» STATED TASK
All of the data should be output character for character, except the pictures.

[Data items]
§ §

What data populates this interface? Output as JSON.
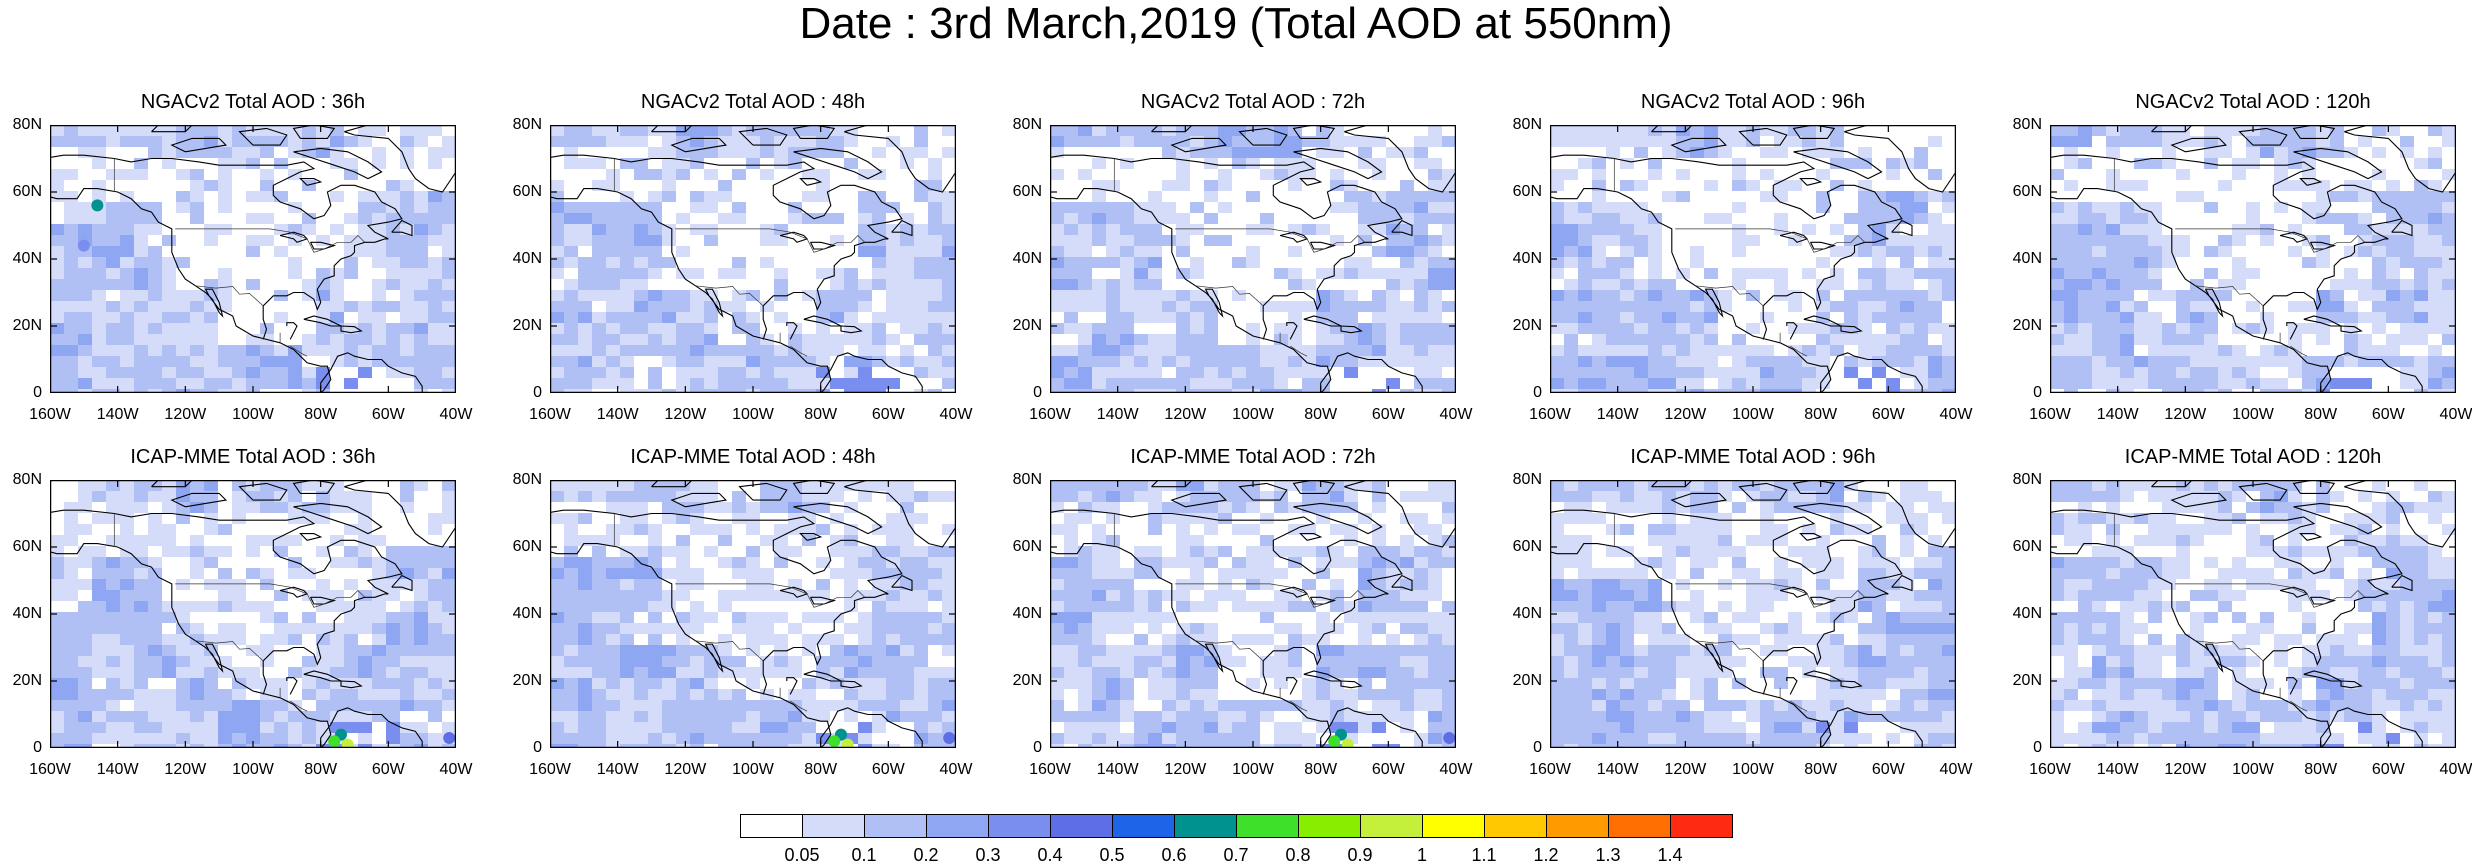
{
  "title": "Date : 3rd March,2019 (Total AOD at 550nm)",
  "panels": [
    {
      "title": "NGACv2 Total AOD : 36h"
    },
    {
      "title": "NGACv2 Total AOD : 48h"
    },
    {
      "title": "NGACv2 Total AOD : 72h"
    },
    {
      "title": "NGACv2 Total AOD : 96h"
    },
    {
      "title": "NGACv2 Total AOD : 120h"
    },
    {
      "title": "ICAP-MME Total AOD : 36h"
    },
    {
      "title": "ICAP-MME Total AOD : 48h"
    },
    {
      "title": "ICAP-MME Total AOD : 72h"
    },
    {
      "title": "ICAP-MME Total AOD : 96h"
    },
    {
      "title": "ICAP-MME Total AOD : 120h"
    }
  ],
  "lat_labels": [
    "80N",
    "60N",
    "40N",
    "20N",
    "0"
  ],
  "lon_labels": [
    "160W",
    "140W",
    "120W",
    "100W",
    "80W",
    "60W",
    "40W"
  ],
  "colorbar": {
    "levels": [
      "0.05",
      "0.1",
      "0.2",
      "0.3",
      "0.4",
      "0.5",
      "0.6",
      "0.7",
      "0.8",
      "0.9",
      "1",
      "1.1",
      "1.2",
      "1.3",
      "1.4"
    ],
    "colors": [
      "#ffffff",
      "#d4dcfa",
      "#b0c0f5",
      "#8fa6f3",
      "#7a8ef0",
      "#5d6ee6",
      "#1e64e8",
      "#00928f",
      "#3fe02a",
      "#88ee00",
      "#c4f03c",
      "#ffff00",
      "#ffc800",
      "#ff9b00",
      "#ff6e00",
      "#ff2a12"
    ]
  },
  "colors": {
    "ocean_base": "#b9c7f6",
    "land_base": "#ffffff"
  }
}
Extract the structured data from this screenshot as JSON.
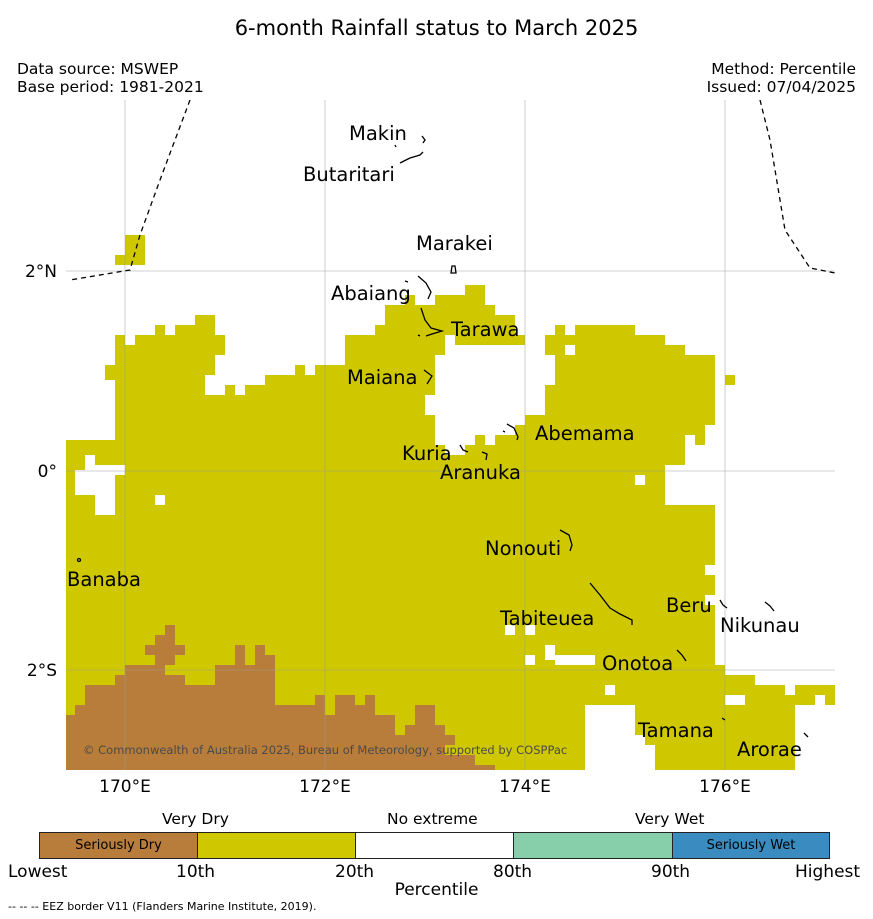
{
  "title": "6-month Rainfall status to March 2025",
  "meta_left": {
    "source": "Data source: MSWEP",
    "base": "Base period: 1981-2021"
  },
  "meta_right": {
    "method": "Method: Percentile",
    "issued": "Issued: 07/04/2025"
  },
  "map": {
    "lat_ticks": [
      "2°N",
      "0°",
      "2°S"
    ],
    "lon_ticks": [
      "170°E",
      "172°E",
      "174°E",
      "176°E"
    ],
    "islands": [
      "Makin",
      "Butaritari",
      "Marakei",
      "Abaiang",
      "Tarawa",
      "Maiana",
      "Abemama",
      "Kuria",
      "Aranuka",
      "Nonouti",
      "Banaba",
      "Beru",
      "Tabiteuea",
      "Nikunau",
      "Onotoa",
      "Tamana",
      "Arorae"
    ],
    "copyright": "© Commonwealth of Australia 2025, Bureau of Meteorology, supported by COSPPac",
    "colors": {
      "very_dry": "#cfc800",
      "seriously_dry": "#b97d3b",
      "no_extreme": "#ffffff",
      "very_wet": "#86cfaa",
      "seriously_wet": "#3a8cc0",
      "grid": "#bbbbbb"
    }
  },
  "legend": {
    "categories": [
      "Very Dry",
      "No extreme",
      "Very Wet"
    ],
    "segments": [
      "Seriously Dry",
      "",
      "",
      "",
      "Seriously Wet"
    ],
    "edges": [
      "Lowest",
      "10th",
      "20th",
      "80th",
      "90th",
      "Highest"
    ],
    "axis_title": "Percentile"
  },
  "footnote": "--  --  -- EEZ border V11 (Flanders Marine Institute, 2019)."
}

§ §

» IN RESPONSE
What data populates this interface? Output as JSON.
{
  "title": "Date : 3rd March,2019 (Total AOD at 550nm)",
  "panels": [
    {
      "title": "NGACv2 Total AOD : 36h"
    },
    {
      "title": "NGACv2 Total AOD : 48h"
    },
    {
      "title": "NGACv2 Total AOD : 72h"
    },
    {
      "title": "NGACv2 Total AOD : 96h"
    },
    {
      "title": "NGACv2 Total AOD : 120h"
    },
    {
      "title": "ICAP-MME Total AOD : 36h"
    },
    {
      "title": "ICAP-MME Total AOD : 48h"
    },
    {
      "title": "ICAP-MME Total AOD : 72h"
    },
    {
      "title": "ICAP-MME Total AOD : 96h"
    },
    {
      "title": "ICAP-MME Total AOD : 120h"
    }
  ],
  "lat_labels": [
    "80N",
    "60N",
    "40N",
    "20N",
    "0"
  ],
  "lon_labels": [
    "160W",
    "140W",
    "120W",
    "100W",
    "80W",
    "60W",
    "40W"
  ],
  "colorbar": {
    "levels": [
      "0.05",
      "0.1",
      "0.2",
      "0.3",
      "0.4",
      "0.5",
      "0.6",
      "0.7",
      "0.8",
      "0.9",
      "1",
      "1.1",
      "1.2",
      "1.3",
      "1.4"
    ],
    "colors": [
      "#ffffff",
      "#d4dcfa",
      "#b0c0f5",
      "#8fa6f3",
      "#7a8ef0",
      "#5d6ee6",
      "#1e64e8",
      "#00928f",
      "#3fe02a",
      "#88ee00",
      "#c4f03c",
      "#ffff00",
      "#ffc800",
      "#ff9b00",
      "#ff6e00",
      "#ff2a12"
    ]
  },
  "colors": {
    "ocean_base": "#b9c7f6",
    "land_base": "#ffffff"
  }
}
Extract the structured data from this screenshot as JSON.
{
  "title": "6-month Rainfall status to March 2025",
  "meta_left": {
    "source": "Data source: MSWEP",
    "base": "Base period: 1981-2021"
  },
  "meta_right": {
    "method": "Method: Percentile",
    "issued": "Issued: 07/04/2025"
  },
  "map": {
    "lat_ticks": [
      "2°N",
      "0°",
      "2°S"
    ],
    "lon_ticks": [
      "170°E",
      "172°E",
      "174°E",
      "176°E"
    ],
    "islands": [
      "Makin",
      "Butaritari",
      "Marakei",
      "Abaiang",
      "Tarawa",
      "Maiana",
      "Abemama",
      "Kuria",
      "Aranuka",
      "Nonouti",
      "Banaba",
      "Beru",
      "Tabiteuea",
      "Nikunau",
      "Onotoa",
      "Tamana",
      "Arorae"
    ],
    "copyright": "© Commonwealth of Australia 2025, Bureau of Meteorology, supported by COSPPac",
    "colors": {
      "very_dry": "#cfc800",
      "seriously_dry": "#b97d3b",
      "no_extreme": "#ffffff",
      "very_wet": "#86cfaa",
      "seriously_wet": "#3a8cc0",
      "grid": "#bbbbbb"
    }
  },
  "legend": {
    "categories": [
      "Very Dry",
      "No extreme",
      "Very Wet"
    ],
    "segments": [
      "Seriously Dry",
      "",
      "",
      "",
      "Seriously Wet"
    ],
    "edges": [
      "Lowest",
      "10th",
      "20th",
      "80th",
      "90th",
      "Highest"
    ],
    "axis_title": "Percentile"
  },
  "footnote": "--  --  -- EEZ border V11 (Flanders Marine Institute, 2019)."
}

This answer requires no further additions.